◆ **EXERCISE INSTRUCTIONS**: Of all the lines in the material, how many contain the word "kabelbaan"? State the number alone.

◆ **DATA IN THIS EXERCISE**:
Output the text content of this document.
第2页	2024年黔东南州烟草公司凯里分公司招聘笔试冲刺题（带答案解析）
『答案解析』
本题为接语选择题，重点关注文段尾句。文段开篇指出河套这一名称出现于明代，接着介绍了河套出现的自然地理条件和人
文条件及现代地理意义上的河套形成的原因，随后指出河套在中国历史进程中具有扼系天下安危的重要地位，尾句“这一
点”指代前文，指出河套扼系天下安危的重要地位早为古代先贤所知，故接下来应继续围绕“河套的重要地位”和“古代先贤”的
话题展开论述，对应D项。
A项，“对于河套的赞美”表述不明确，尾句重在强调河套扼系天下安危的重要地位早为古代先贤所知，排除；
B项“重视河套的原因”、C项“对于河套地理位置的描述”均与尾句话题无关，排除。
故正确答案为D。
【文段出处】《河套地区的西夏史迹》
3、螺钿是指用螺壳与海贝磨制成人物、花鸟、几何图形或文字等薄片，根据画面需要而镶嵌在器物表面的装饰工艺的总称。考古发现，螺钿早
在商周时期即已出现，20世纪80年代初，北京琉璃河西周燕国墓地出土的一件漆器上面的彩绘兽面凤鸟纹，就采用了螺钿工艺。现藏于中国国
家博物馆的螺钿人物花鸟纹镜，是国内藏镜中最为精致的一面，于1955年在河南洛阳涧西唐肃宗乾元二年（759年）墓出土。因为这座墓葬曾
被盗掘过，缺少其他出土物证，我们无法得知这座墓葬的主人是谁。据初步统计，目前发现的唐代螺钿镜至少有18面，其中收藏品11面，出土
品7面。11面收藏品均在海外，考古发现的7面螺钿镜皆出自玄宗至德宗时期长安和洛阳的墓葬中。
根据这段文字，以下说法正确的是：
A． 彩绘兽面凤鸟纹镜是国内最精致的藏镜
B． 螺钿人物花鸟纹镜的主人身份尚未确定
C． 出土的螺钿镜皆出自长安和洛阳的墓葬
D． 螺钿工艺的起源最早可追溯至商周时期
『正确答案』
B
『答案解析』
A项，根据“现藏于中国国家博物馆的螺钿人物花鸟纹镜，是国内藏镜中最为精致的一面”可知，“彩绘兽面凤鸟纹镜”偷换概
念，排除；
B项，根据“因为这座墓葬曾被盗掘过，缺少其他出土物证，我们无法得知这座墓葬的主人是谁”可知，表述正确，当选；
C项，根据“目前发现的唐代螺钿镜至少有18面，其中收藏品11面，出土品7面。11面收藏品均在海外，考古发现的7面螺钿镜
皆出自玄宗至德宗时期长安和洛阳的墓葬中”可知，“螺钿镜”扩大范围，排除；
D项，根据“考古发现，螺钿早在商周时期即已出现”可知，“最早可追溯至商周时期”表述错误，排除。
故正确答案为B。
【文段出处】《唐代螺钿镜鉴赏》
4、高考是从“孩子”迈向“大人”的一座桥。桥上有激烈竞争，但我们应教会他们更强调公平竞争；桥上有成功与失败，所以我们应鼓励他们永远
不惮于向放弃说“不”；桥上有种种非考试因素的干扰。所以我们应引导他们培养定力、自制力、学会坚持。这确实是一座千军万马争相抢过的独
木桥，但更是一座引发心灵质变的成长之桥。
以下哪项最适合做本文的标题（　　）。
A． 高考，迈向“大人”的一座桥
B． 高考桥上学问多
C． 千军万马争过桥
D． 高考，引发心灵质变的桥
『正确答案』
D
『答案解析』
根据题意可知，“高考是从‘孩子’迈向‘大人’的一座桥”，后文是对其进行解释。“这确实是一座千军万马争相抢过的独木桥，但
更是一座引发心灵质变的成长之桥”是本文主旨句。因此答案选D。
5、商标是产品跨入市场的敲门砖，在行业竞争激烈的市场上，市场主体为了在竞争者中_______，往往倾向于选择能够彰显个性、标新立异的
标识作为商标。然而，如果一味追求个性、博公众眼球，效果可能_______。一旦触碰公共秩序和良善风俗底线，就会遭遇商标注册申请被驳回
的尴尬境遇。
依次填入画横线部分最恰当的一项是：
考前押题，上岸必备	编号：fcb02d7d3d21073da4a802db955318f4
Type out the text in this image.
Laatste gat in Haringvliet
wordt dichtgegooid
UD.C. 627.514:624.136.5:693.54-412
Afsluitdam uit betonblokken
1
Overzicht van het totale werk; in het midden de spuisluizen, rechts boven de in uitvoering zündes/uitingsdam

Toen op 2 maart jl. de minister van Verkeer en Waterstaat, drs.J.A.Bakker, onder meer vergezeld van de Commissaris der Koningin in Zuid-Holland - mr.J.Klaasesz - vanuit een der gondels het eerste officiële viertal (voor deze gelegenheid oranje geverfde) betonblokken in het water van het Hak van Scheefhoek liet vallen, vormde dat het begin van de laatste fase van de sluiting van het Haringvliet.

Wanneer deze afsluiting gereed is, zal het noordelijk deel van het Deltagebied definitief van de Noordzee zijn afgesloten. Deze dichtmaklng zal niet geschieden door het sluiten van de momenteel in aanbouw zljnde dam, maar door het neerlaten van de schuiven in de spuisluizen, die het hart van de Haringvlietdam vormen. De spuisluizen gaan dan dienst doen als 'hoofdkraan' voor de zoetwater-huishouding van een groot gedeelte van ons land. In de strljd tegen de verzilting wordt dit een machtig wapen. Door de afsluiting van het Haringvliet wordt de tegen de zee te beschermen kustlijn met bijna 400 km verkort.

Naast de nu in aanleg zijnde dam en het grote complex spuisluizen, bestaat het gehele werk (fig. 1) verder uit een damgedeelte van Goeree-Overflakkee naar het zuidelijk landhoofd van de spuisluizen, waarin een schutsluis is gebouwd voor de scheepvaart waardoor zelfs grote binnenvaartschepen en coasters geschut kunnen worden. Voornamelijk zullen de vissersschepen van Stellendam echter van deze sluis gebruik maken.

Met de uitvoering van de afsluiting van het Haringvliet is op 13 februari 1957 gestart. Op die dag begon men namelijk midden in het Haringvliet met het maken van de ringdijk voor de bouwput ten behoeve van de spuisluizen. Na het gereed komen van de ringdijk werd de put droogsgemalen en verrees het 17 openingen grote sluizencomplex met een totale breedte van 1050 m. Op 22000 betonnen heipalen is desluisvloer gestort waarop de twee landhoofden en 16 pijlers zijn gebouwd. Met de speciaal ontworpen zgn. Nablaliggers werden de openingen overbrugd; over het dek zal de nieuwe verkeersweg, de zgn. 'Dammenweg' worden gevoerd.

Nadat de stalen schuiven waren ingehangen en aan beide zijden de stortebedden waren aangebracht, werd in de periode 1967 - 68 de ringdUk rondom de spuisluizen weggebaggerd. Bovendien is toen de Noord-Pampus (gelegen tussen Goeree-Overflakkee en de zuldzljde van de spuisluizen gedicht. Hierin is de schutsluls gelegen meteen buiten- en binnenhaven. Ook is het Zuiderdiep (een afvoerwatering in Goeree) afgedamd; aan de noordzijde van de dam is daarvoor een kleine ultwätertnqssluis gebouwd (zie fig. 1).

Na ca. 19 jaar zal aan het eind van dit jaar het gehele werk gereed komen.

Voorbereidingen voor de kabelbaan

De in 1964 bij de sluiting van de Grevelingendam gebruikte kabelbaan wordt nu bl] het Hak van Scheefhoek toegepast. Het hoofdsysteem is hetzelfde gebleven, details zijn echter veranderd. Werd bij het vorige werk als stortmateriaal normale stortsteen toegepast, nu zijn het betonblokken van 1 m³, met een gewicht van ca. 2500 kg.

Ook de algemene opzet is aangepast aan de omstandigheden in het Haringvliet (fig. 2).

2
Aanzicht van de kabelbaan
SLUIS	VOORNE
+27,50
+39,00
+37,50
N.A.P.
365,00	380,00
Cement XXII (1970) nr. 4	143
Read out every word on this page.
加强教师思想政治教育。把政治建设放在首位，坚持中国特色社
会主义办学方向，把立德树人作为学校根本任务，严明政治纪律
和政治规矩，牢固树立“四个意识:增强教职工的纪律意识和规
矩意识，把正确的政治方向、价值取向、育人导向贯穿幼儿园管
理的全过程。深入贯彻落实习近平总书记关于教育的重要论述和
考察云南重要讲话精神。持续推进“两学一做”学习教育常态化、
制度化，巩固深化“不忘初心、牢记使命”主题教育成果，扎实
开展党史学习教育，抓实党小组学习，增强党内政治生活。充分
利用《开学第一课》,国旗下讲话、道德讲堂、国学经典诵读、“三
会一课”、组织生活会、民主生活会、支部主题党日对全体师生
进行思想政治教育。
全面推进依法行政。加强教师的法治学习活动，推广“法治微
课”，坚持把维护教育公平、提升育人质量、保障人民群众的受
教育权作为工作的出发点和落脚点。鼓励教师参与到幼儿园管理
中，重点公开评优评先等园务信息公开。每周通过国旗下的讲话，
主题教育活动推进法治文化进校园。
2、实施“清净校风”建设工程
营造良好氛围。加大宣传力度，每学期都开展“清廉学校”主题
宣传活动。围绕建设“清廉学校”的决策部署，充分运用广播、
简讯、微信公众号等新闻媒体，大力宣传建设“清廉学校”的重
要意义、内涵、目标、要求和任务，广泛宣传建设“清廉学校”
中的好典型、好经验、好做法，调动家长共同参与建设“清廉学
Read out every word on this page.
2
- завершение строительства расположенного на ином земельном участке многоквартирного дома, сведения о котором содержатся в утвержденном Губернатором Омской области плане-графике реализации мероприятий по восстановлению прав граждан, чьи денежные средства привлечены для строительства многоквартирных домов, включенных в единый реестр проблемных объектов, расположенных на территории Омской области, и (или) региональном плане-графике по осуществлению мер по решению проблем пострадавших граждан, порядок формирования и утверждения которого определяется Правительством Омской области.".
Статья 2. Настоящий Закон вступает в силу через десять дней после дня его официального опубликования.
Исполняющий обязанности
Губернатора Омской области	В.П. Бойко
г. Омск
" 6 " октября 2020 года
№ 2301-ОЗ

◆ **EXERCISE RESPONSE**: 3